• [Instructions for the task] Whenever a line contains the string "with", copy it out of the entries.

• [Collection entries]

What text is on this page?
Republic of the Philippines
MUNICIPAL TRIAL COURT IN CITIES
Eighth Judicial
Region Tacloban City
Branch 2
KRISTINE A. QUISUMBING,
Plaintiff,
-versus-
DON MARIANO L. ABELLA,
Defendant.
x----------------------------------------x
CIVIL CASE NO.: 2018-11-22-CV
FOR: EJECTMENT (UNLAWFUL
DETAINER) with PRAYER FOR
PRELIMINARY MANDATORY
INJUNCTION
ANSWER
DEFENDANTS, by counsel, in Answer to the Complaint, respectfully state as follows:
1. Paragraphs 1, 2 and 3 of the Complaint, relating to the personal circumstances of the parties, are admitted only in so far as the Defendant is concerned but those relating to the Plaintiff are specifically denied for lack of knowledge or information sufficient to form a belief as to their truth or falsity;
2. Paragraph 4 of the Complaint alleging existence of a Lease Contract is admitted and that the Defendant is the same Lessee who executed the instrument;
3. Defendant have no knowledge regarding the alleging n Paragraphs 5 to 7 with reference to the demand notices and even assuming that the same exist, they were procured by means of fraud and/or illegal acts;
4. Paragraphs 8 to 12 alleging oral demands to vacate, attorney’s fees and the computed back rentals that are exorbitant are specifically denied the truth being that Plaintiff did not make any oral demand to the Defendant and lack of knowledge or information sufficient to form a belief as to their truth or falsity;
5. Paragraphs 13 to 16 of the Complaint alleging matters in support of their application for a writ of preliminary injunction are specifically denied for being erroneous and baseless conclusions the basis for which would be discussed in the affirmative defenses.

• [Full output]
DETAINER) with PRAYER FOR
3. Defendant have no knowledge regarding the alleging n Paragraphs 5 to 7 with reference to the demand notices and even assuming that the same exist, they were procured by means of fraud and/or illegal acts;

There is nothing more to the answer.